Source records
------------------------------

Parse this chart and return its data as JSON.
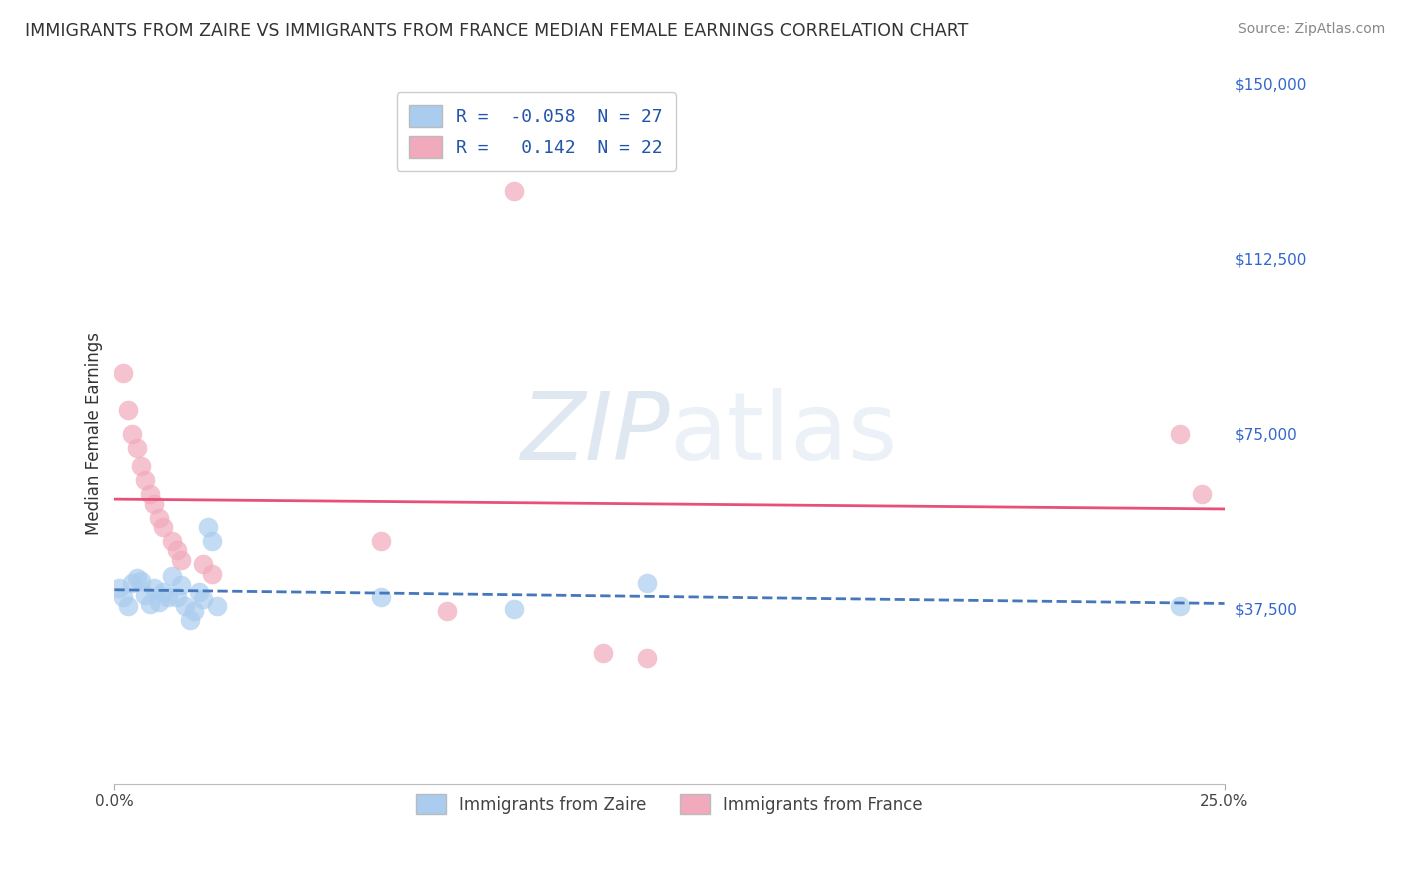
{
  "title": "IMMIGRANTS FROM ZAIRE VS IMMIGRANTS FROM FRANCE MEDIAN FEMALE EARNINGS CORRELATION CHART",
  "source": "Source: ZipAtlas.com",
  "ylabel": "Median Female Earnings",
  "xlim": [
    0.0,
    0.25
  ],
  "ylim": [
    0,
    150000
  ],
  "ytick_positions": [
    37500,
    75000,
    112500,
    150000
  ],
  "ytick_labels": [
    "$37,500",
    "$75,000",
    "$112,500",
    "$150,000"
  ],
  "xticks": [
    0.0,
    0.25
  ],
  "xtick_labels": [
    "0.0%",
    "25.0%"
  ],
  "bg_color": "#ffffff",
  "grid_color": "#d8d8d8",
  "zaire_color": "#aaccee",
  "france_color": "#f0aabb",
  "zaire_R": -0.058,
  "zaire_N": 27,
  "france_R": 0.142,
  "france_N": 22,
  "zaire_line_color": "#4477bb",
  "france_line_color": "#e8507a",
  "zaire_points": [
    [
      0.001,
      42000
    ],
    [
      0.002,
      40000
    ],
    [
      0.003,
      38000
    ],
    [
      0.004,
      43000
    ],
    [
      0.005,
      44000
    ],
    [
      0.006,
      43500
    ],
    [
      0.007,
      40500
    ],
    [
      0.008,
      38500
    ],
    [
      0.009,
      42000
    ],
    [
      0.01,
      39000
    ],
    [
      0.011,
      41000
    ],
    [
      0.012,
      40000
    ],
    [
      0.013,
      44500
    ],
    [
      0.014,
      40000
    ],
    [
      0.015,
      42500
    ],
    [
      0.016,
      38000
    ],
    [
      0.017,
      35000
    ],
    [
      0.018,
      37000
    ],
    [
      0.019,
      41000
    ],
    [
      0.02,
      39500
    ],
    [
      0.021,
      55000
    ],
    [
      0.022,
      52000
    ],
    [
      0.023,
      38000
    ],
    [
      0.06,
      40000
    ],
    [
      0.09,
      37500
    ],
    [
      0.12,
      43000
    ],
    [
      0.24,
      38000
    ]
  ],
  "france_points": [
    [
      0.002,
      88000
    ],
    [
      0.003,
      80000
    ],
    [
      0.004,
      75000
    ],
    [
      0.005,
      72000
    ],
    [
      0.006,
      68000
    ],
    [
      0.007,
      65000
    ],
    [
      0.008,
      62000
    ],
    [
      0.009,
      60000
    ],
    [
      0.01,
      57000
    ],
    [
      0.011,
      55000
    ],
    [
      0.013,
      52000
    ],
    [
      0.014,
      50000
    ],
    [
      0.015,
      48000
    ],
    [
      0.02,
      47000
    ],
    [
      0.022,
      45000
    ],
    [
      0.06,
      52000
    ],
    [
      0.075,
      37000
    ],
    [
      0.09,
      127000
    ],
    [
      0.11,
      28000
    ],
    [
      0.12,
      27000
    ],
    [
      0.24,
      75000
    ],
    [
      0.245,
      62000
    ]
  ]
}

------------------------------

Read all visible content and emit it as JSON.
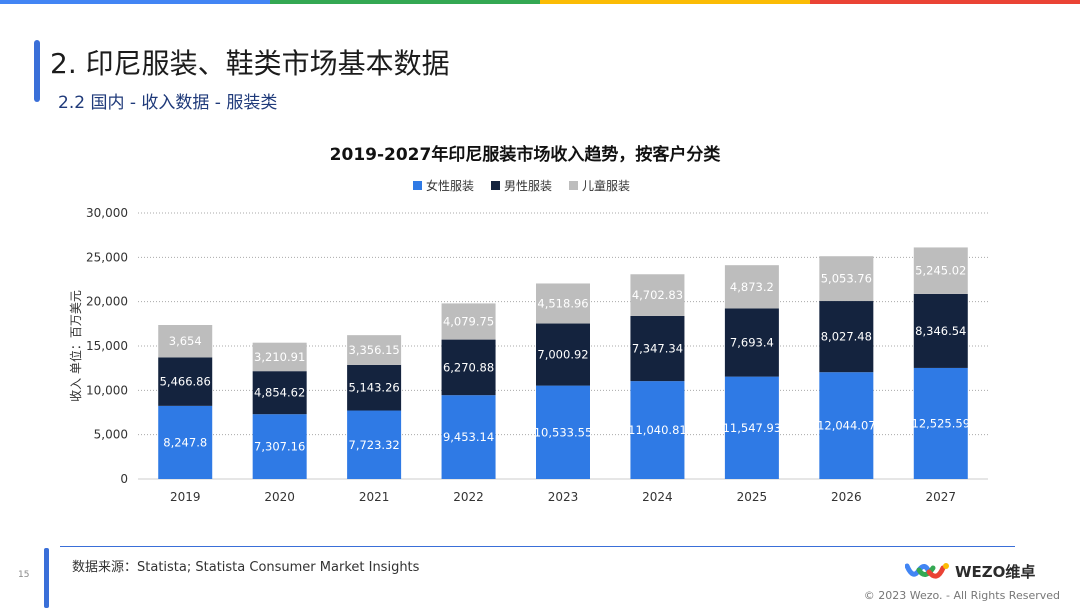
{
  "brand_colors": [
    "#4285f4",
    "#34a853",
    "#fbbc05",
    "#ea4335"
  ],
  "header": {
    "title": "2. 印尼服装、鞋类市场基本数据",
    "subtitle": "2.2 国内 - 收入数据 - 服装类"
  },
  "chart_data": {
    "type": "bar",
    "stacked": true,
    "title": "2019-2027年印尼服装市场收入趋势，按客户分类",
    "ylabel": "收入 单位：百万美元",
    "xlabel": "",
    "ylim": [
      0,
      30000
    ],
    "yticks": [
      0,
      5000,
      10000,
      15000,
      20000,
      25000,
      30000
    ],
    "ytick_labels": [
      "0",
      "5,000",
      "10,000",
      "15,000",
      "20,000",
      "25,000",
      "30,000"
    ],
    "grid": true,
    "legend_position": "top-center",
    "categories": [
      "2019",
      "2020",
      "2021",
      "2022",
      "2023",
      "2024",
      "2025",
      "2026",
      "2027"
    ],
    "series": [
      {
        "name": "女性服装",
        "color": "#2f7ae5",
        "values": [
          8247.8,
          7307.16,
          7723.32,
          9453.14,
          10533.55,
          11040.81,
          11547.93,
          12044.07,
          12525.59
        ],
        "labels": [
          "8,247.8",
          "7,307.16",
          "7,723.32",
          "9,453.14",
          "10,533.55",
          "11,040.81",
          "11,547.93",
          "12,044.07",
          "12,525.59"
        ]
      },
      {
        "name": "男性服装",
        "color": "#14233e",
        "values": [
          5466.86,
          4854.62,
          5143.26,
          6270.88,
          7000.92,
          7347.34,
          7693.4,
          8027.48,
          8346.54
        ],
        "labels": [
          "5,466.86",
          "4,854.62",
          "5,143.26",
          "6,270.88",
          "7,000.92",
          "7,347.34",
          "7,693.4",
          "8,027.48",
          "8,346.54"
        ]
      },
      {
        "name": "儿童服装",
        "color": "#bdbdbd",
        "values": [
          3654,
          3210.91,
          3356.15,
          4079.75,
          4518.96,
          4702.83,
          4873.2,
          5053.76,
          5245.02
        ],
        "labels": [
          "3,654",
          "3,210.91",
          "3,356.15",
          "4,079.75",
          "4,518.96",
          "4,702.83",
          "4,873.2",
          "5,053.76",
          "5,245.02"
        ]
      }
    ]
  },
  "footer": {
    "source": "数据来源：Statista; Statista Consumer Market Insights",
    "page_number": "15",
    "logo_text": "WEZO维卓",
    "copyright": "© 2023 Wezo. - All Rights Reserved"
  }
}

------------------------------

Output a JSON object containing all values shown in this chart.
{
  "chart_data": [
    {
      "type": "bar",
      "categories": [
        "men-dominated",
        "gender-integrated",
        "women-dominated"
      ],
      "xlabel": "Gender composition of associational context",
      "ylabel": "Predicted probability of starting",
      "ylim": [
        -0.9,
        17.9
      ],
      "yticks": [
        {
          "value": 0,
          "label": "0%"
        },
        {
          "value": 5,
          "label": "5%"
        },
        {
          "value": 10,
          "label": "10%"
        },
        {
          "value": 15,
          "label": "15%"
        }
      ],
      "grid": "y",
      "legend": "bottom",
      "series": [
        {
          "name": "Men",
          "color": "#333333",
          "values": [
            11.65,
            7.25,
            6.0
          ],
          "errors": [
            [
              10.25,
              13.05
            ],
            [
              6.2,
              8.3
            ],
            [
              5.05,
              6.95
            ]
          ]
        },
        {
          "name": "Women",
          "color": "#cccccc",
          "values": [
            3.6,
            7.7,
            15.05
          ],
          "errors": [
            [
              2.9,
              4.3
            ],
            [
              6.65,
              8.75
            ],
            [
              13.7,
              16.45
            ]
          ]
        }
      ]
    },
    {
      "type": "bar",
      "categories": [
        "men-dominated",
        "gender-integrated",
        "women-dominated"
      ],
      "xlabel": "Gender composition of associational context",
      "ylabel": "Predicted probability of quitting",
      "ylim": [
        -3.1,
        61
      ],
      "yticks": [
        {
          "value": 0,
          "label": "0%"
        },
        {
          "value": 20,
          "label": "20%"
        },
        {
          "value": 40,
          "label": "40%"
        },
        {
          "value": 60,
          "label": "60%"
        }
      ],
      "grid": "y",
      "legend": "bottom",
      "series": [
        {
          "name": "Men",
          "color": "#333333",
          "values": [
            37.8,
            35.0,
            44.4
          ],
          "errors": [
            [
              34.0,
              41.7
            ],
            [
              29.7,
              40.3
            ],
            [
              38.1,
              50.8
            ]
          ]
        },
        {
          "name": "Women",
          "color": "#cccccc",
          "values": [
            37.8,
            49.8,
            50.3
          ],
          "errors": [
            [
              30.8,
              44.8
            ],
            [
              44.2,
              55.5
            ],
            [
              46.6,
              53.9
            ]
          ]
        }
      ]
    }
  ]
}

------------------------------

**YOUR GOAL**
Tally the lines of the records holding the word "name", then give only the resulting number.

**RESPONSE TO THIS TASK**
7